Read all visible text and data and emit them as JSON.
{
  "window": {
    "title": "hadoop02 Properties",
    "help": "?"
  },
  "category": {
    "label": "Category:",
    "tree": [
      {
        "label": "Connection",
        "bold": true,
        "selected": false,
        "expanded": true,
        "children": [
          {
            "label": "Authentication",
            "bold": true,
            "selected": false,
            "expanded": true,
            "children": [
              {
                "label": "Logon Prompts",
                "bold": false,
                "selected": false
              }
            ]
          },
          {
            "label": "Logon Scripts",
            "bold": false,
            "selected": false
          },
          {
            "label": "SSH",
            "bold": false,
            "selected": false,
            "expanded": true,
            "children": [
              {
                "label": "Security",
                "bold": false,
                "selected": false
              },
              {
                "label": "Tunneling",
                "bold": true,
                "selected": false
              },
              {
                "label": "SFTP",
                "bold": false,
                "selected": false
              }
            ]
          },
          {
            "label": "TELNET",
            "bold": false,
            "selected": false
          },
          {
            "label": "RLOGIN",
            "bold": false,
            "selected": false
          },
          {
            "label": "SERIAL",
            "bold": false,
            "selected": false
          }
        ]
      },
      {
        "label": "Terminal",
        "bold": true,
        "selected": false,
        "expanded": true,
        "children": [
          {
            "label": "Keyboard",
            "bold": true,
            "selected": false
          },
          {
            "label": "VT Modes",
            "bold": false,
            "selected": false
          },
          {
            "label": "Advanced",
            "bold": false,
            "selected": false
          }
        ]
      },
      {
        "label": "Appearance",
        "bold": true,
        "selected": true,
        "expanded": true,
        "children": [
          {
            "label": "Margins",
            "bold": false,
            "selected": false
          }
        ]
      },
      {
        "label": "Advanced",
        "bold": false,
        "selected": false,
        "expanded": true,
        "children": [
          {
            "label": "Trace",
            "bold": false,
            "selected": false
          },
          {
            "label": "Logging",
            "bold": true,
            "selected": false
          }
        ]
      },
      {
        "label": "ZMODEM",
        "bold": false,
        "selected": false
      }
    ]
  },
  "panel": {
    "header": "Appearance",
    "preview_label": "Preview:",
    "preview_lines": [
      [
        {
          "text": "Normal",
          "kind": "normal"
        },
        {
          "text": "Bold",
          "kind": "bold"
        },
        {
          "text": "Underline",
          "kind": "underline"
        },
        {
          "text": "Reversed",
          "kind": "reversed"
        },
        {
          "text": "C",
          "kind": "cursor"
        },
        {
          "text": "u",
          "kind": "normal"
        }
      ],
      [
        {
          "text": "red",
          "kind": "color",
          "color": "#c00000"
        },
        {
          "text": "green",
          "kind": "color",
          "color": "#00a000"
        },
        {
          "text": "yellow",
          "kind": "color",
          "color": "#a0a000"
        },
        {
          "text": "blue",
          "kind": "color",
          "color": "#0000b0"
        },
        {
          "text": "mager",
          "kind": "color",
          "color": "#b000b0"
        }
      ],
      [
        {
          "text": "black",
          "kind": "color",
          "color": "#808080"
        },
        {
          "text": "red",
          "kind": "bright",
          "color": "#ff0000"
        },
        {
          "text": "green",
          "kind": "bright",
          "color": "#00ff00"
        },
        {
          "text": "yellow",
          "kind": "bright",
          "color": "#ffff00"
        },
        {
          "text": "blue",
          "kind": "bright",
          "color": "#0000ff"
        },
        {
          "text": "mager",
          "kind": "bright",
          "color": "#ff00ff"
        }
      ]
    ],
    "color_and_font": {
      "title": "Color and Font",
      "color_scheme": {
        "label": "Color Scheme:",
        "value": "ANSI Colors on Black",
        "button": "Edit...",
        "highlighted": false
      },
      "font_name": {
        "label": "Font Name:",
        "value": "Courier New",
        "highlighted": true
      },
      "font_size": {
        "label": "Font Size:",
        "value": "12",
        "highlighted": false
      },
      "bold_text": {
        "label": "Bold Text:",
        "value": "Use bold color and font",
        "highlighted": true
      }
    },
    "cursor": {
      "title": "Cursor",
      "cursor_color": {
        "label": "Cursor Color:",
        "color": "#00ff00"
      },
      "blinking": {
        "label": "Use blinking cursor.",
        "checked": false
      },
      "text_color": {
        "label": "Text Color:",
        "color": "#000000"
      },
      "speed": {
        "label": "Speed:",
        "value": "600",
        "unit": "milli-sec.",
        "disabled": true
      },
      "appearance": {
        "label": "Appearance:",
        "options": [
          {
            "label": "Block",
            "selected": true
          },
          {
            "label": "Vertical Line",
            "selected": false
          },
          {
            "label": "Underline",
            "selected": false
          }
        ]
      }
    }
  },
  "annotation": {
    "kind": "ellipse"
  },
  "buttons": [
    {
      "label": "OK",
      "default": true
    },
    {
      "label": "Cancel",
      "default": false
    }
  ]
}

■ **Work instructions**
Write down all the entries again without a single difference.

■ **Complete response**
Read all visible text and data and emit them as JSON.
{
  "window": {
    "title": "hadoop02 Properties",
    "help": "?"
  },
  "category": {
    "label": "Category:",
    "tree": [
      {
        "label": "Connection",
        "bold": true,
        "selected": false,
        "expanded": true,
        "children": [
          {
            "label": "Authentication",
            "bold": true,
            "selected": false,
            "expanded": true,
            "children": [
              {
                "label": "Logon Prompts",
                "bold": false,
                "selected": false
              }
            ]
          },
          {
            "label": "Logon Scripts",
            "bold": false,
            "selected": false
          },
          {
            "label": "SSH",
            "bold": false,
            "selected": false,
            "expanded": true,
            "children": [
              {
                "label": "Security",
                "bold": false,
                "selected": false
              },
              {
                "label": "Tunneling",
                "bold": true,
                "selected": false
              },
              {
                "label": "SFTP",
                "bold": false,
                "selected": false
              }
            ]
          },
          {
            "label": "TELNET",
            "bold": false,
            "selected": false
          },
          {
            "label": "RLOGIN",
            "bold": false,
            "selected": false
          },
          {
            "label": "SERIAL",
            "bold": false,
            "selected": false
          }
        ]
      },
      {
        "label": "Terminal",
        "bold": true,
        "selected": false,
        "expanded": true,
        "children": [
          {
            "label": "Keyboard",
            "bold": true,
            "selected": false
          },
          {
            "label": "VT Modes",
            "bold": false,
            "selected": false
          },
          {
            "label": "Advanced",
            "bold": false,
            "selected": false
          }
        ]
      },
      {
        "label": "Appearance",
        "bold": true,
        "selected": true,
        "expanded": true,
        "children": [
          {
            "label": "Margins",
            "bold": false,
            "selected": false
          }
        ]
      },
      {
        "label": "Advanced",
        "bold": false,
        "selected": false,
        "expanded": true,
        "children": [
          {
            "label": "Trace",
            "bold": false,
            "selected": false
          },
          {
            "label": "Logging",
            "bold": true,
            "selected": false
          }
        ]
      },
      {
        "label": "ZMODEM",
        "bold": false,
        "selected": false
      }
    ]
  },
  "panel": {
    "header": "Appearance",
    "preview_label": "Preview:",
    "preview_lines": [
      [
        {
          "text": "Normal",
          "kind": "normal"
        },
        {
          "text": "Bold",
          "kind": "bold"
        },
        {
          "text": "Underline",
          "kind": "underline"
        },
        {
          "text": "Reversed",
          "kind": "reversed"
        },
        {
          "text": "C",
          "kind": "cursor"
        },
        {
          "text": "u",
          "kind": "normal"
        }
      ],
      [
        {
          "text": "red",
          "kind": "color",
          "color": "#c00000"
        },
        {
          "text": "green",
          "kind": "color",
          "color": "#00a000"
        },
        {
          "text": "yellow",
          "kind": "color",
          "color": "#a0a000"
        },
        {
          "text": "blue",
          "kind": "color",
          "color": "#0000b0"
        },
        {
          "text": "mager",
          "kind": "color",
          "color": "#b000b0"
        }
      ],
      [
        {
          "text": "black",
          "kind": "color",
          "color": "#808080"
        },
        {
          "text": "red",
          "kind": "bright",
          "color": "#ff0000"
        },
        {
          "text": "green",
          "kind": "bright",
          "color": "#00ff00"
        },
        {
          "text": "yellow",
          "kind": "bright",
          "color": "#ffff00"
        },
        {
          "text": "blue",
          "kind": "bright",
          "color": "#0000ff"
        },
        {
          "text": "mager",
          "kind": "bright",
          "color": "#ff00ff"
        }
      ]
    ],
    "color_and_font": {
      "title": "Color and Font",
      "color_scheme": {
        "label": "Color Scheme:",
        "value": "ANSI Colors on Black",
        "button": "Edit...",
        "highlighted": false
      },
      "font_name": {
        "label": "Font Name:",
        "value": "Courier New",
        "highlighted": true
      },
      "font_size": {
        "label": "Font Size:",
        "value": "12",
        "highlighted": false
      },
      "bold_text": {
        "label": "Bold Text:",
        "value": "Use bold color and font",
        "highlighted": true
      }
    },
    "cursor": {
      "title": "Cursor",
      "cursor_color": {
        "label": "Cursor Color:",
        "color": "#00ff00"
      },
      "blinking": {
        "label": "Use blinking cursor.",
        "checked": false
      },
      "text_color": {
        "label": "Text Color:",
        "color": "#000000"
      },
      "speed": {
        "label": "Speed:",
        "value": "600",
        "unit": "milli-sec.",
        "disabled": true
      },
      "appearance": {
        "label": "Appearance:",
        "options": [
          {
            "label": "Block",
            "selected": true
          },
          {
            "label": "Vertical Line",
            "selected": false
          },
          {
            "label": "Underline",
            "selected": false
          }
        ]
      }
    }
  },
  "annotation": {
    "kind": "ellipse"
  },
  "buttons": [
    {
      "label": "OK",
      "default": true
    },
    {
      "label": "Cancel",
      "default": false
    }
  ]
}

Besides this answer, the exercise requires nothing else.